**SET TASK**
Transcribe the material exactly. Images do not belong in the copy.

**DATA SECTION**
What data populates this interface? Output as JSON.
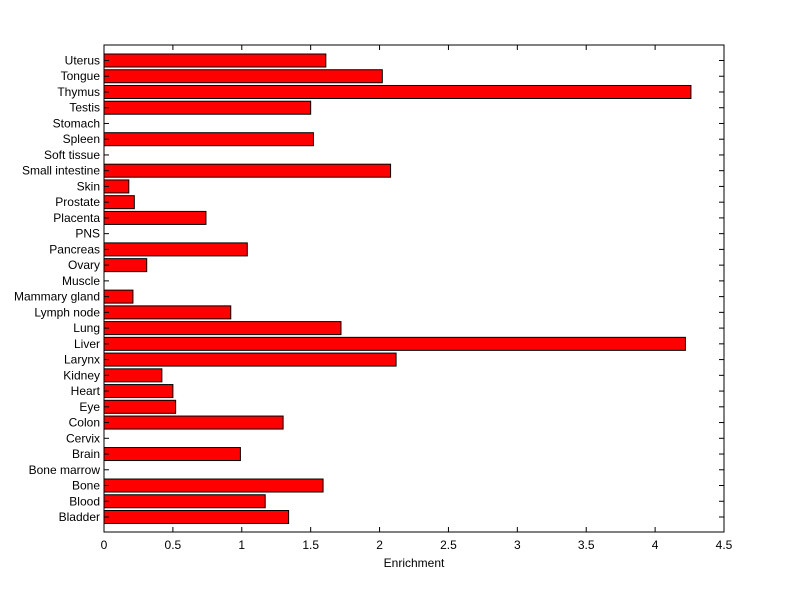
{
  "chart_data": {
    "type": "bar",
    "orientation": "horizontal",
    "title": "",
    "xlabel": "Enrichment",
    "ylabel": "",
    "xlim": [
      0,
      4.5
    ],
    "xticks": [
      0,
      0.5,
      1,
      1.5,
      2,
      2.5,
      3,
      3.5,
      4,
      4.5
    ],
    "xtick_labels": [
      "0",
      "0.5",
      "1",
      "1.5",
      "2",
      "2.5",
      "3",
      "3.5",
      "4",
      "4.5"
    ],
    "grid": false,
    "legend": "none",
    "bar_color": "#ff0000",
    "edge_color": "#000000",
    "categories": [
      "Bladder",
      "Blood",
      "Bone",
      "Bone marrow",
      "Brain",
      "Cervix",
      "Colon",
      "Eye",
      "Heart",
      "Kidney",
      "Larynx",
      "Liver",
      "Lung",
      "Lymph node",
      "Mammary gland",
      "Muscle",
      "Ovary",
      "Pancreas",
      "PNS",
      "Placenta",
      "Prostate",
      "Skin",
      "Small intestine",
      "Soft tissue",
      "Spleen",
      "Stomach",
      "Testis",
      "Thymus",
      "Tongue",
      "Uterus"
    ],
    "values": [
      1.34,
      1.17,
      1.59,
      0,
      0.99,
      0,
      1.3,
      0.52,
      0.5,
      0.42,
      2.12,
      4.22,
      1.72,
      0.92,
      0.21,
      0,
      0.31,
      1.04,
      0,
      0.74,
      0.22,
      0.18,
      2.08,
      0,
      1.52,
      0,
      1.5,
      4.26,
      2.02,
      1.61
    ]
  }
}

**WRITTEN RESPONSE**
What data populates this interface? Output as JSON.
{
  "chart_data": {
    "type": "bar",
    "orientation": "horizontal",
    "title": "",
    "xlabel": "Enrichment",
    "ylabel": "",
    "xlim": [
      0,
      4.5
    ],
    "xticks": [
      0,
      0.5,
      1,
      1.5,
      2,
      2.5,
      3,
      3.5,
      4,
      4.5
    ],
    "xtick_labels": [
      "0",
      "0.5",
      "1",
      "1.5",
      "2",
      "2.5",
      "3",
      "3.5",
      "4",
      "4.5"
    ],
    "grid": false,
    "legend": "none",
    "bar_color": "#ff0000",
    "edge_color": "#000000",
    "categories": [
      "Bladder",
      "Blood",
      "Bone",
      "Bone marrow",
      "Brain",
      "Cervix",
      "Colon",
      "Eye",
      "Heart",
      "Kidney",
      "Larynx",
      "Liver",
      "Lung",
      "Lymph node",
      "Mammary gland",
      "Muscle",
      "Ovary",
      "Pancreas",
      "PNS",
      "Placenta",
      "Prostate",
      "Skin",
      "Small intestine",
      "Soft tissue",
      "Spleen",
      "Stomach",
      "Testis",
      "Thymus",
      "Tongue",
      "Uterus"
    ],
    "values": [
      1.34,
      1.17,
      1.59,
      0,
      0.99,
      0,
      1.3,
      0.52,
      0.5,
      0.42,
      2.12,
      4.22,
      1.72,
      0.92,
      0.21,
      0,
      0.31,
      1.04,
      0,
      0.74,
      0.22,
      0.18,
      2.08,
      0,
      1.52,
      0,
      1.5,
      4.26,
      2.02,
      1.61
    ]
  }
}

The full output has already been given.